Collected data >>
-=-=-

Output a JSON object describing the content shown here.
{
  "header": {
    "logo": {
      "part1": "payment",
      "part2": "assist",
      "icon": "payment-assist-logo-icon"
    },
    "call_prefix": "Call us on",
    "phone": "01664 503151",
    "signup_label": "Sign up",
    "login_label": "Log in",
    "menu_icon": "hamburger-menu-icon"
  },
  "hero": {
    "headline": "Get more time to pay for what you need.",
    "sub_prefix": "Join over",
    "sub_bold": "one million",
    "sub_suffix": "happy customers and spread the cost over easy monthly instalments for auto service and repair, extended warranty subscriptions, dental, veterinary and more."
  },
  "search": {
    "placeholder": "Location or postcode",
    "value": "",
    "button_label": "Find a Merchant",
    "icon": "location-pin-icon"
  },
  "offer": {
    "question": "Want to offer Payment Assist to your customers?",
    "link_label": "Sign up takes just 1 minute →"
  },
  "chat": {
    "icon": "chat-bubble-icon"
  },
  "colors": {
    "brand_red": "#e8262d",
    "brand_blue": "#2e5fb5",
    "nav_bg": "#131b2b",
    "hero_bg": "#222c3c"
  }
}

-=-=-

CHALLENGE >>
Each entry is to be returned in full, character for character.

SOLUTION TO THIS EXERCISE >>
Output a JSON object describing the content shown here.
{
  "header": {
    "logo": {
      "part1": "payment",
      "part2": "assist",
      "icon": "payment-assist-logo-icon"
    },
    "call_prefix": "Call us on",
    "phone": "01664 503151",
    "signup_label": "Sign up",
    "login_label": "Log in",
    "menu_icon": "hamburger-menu-icon"
  },
  "hero": {
    "headline": "Get more time to pay for what you need.",
    "sub_prefix": "Join over",
    "sub_bold": "one million",
    "sub_suffix": "happy customers and spread the cost over easy monthly instalments for auto service and repair, extended warranty subscriptions, dental, veterinary and more."
  },
  "search": {
    "placeholder": "Location or postcode",
    "value": "",
    "button_label": "Find a Merchant",
    "icon": "location-pin-icon"
  },
  "offer": {
    "question": "Want to offer Payment Assist to your customers?",
    "link_label": "Sign up takes just 1 minute →"
  },
  "chat": {
    "icon": "chat-bubble-icon"
  },
  "colors": {
    "brand_red": "#e8262d",
    "brand_blue": "#2e5fb5",
    "nav_bg": "#131b2b",
    "hero_bg": "#222c3c"
  }
}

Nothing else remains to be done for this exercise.